**AIM OF THE EXERCISE:**
Copy each line in which the string "text" occurs.

**GIVEN INFORMATION:**

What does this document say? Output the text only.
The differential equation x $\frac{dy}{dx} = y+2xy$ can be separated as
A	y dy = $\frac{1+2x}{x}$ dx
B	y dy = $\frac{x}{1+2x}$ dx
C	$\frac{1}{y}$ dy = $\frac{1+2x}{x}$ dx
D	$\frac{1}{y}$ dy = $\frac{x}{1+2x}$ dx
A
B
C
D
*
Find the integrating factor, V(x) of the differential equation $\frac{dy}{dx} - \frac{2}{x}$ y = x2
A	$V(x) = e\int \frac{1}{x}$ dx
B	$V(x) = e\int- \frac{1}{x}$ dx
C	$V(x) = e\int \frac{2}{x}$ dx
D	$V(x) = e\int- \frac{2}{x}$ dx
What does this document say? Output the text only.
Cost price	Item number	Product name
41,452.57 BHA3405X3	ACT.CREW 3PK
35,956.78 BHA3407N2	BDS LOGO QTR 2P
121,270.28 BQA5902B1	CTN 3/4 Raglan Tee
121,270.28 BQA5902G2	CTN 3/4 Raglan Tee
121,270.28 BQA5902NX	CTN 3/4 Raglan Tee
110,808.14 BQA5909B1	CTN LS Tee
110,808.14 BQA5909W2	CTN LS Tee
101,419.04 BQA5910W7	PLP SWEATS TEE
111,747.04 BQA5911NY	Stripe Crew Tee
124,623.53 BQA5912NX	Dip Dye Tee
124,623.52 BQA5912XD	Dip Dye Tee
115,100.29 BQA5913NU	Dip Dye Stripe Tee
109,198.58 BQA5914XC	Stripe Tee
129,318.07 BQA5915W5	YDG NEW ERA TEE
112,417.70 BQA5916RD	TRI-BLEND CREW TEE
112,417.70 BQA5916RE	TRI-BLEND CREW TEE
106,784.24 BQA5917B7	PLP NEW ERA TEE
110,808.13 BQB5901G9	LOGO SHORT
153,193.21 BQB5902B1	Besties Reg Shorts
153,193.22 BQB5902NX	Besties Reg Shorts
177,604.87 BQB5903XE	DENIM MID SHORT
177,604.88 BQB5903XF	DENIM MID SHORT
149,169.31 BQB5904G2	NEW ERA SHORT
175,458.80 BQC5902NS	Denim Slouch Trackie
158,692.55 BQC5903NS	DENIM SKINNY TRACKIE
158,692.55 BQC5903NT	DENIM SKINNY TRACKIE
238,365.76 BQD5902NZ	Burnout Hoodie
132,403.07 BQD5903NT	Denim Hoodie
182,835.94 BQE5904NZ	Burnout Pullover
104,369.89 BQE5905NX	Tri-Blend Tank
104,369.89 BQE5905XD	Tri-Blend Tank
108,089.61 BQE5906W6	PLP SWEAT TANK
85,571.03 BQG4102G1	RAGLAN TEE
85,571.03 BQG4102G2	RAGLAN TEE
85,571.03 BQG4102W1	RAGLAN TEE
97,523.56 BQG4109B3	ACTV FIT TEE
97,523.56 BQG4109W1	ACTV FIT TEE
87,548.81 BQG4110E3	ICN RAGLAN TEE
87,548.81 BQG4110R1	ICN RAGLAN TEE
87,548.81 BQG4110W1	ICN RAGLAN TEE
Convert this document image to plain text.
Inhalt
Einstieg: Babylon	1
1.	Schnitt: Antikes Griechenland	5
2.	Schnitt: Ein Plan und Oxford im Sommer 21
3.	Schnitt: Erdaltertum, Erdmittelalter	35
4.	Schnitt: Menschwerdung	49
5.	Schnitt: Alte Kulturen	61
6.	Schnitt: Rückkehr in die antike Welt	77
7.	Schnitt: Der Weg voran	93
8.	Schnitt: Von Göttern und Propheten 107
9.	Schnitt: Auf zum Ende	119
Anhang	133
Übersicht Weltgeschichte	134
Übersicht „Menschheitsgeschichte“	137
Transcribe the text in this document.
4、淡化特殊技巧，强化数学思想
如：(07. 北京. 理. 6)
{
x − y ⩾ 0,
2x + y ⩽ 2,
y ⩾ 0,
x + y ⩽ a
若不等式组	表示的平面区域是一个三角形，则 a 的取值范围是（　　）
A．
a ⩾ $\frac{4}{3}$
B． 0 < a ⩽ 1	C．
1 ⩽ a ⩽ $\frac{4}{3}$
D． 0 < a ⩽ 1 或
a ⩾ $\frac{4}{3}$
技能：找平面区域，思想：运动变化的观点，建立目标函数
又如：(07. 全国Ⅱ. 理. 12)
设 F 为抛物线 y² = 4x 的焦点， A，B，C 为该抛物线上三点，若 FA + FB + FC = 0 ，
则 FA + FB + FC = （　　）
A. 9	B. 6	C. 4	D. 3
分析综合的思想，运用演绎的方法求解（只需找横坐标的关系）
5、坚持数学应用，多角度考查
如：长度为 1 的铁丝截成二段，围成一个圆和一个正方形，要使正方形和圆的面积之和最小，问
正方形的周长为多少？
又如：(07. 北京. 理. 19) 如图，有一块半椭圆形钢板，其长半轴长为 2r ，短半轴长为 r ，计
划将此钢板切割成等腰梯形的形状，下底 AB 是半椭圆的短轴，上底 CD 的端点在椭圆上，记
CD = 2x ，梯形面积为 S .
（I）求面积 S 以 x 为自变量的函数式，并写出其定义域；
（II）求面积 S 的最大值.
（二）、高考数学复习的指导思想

**EXERCISE OUTPUT:**
What does this document say? Output the text only.
What does this document say? Output the text only.
Convert this document image to plain text.
Transcribe the text in this document.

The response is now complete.